- **Source document**:
____

Sounds like a good plan, the Bob Evans with your fillings will definitely work.
Personally i wouldn't wrap it in any dough and would just do the fattie, cut slices of it and then put that on a biscuit.
Delicious!


----------



## jaso (Jan 25, 2010)

I have made about five so far and I like stuffing with chees jap peppers bbq sauce mushrooms and onions 



than fry an egg to top throw it all on texas toast .......Sonic breakfast toasters aint got nothing on that ! ! !


----------



## fire it up (Jan 25, 2010)

Sautee the veggies and add some sweet bell pepper and that is the tastiest fattie I have ever made, oh so good!


----------



## smoke farmer (Jan 26, 2010)

I smoked my first Fattie Yesterday I put in scrambled eggs with green peppers and onion and shredded cheese It soooooooooo tasty was ate up before the ribs.next time I will do no less than 2 Fatties at a time.

____

- **Problems to work on**:
**1)** Answer these questions from the forum thread on fatties:
(a) In the first reply, what are the fattie slices put on?
(b) What bread does jaso put everything on?
(c) What did smoke farmer's first fattie get eaten before?
**2)** Resume the forum thread on fatties with a new post that follows the last one shown.

- **Bounding box entries**:
____

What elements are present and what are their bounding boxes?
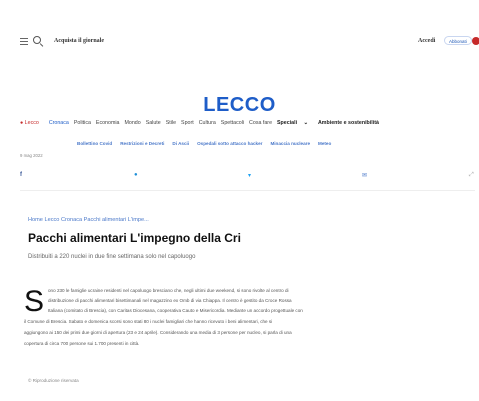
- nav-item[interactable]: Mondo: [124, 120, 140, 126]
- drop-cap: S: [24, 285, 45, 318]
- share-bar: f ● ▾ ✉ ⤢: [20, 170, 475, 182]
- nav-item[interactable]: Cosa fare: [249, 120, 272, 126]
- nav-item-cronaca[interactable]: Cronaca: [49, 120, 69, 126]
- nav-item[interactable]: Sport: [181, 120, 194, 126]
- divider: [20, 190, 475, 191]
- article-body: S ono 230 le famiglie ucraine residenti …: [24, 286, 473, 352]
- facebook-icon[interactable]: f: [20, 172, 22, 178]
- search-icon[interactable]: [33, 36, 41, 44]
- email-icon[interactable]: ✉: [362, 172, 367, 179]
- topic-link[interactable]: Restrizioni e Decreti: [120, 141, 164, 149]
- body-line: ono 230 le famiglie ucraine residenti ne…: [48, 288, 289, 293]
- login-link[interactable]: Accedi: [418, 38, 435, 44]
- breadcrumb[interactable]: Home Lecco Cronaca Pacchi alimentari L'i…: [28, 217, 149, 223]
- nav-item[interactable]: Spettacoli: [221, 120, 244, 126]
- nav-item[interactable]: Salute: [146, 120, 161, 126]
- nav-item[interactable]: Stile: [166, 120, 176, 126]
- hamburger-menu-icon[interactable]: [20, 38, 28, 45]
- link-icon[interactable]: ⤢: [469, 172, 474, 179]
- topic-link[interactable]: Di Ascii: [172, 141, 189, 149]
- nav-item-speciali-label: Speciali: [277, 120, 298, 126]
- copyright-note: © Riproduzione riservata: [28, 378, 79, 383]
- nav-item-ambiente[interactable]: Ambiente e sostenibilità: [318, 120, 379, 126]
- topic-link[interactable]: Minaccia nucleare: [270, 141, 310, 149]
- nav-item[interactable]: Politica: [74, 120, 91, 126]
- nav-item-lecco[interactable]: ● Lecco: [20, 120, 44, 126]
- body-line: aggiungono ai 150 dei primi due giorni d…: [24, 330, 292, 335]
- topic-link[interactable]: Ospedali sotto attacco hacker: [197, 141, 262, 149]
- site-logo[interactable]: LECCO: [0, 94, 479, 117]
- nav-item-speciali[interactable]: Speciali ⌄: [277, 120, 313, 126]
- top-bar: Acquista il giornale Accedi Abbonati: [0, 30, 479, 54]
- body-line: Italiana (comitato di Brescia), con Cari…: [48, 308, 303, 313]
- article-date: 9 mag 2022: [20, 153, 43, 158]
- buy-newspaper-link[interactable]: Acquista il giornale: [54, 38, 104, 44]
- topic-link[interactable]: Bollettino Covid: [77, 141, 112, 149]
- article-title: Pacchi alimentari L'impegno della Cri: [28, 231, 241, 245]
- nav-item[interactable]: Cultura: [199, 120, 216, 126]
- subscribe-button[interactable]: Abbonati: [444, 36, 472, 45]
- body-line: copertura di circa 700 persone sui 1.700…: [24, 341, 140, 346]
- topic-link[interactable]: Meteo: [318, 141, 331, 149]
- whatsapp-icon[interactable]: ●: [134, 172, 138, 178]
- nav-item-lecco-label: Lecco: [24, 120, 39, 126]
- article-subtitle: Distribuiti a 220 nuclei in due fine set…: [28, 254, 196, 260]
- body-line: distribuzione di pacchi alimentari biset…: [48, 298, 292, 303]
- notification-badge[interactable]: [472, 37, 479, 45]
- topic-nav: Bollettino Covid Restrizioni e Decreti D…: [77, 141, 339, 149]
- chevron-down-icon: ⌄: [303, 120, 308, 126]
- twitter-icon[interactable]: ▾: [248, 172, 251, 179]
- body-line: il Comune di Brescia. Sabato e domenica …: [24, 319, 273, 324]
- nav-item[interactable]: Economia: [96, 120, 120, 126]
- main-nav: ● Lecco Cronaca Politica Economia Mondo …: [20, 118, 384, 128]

____

- **The replies**:
**1)**
(a) A biscuit.
(b) Texas toast.
(c) The ribs.

**2)**
----------



## kmmuellr (Jan 26, 2010)

I've started the Calzone fattie...

Ingredients: Sweet italian sausage, pepperoni, green and red pepper, onion, bacon, mozzarella (I did add one more pc of bacon)



In process w/ a little pizza sauce on top



Rolled (very little spillage, we'll see what happens when I cook it!)



I'm defrosting some more Bob Evans and will get the breakfast fattie ready before I go to bed. Smoking will be done tomorrow morning, so I can have the breakfast fattie for breakfast! Calzone for lunch and Chicken for dinner!

K


----------



## mballi3011 (Jan 26, 2010)

Well your fattie looks good and all. I really like the fillings that you used too. But I hope I'm caughting you before you smoke theses things to tell you to make sure that you but the chicken on the bottom so it won't drip onto your fatties.


----------



## kmmuellr (Jan 27, 2010)

Here's the breakfast fatty

Ingredients: Bob Evans sausage, frozen hashbrowns, green and red peppers, onion, scrambled eggs, bacon. (DAMN, I forgot cheese!)



Ready for bacon wrap



Wrapped and ready to go



I'll be smoking tomorrow (Chicken on bottom, thanks mballi!) Change of plans on the meals, so I won't be digging into them tomorrow. How do you re-heat a fatty?

Kevin


----------



## kmmuellr (Jan 27, 2010)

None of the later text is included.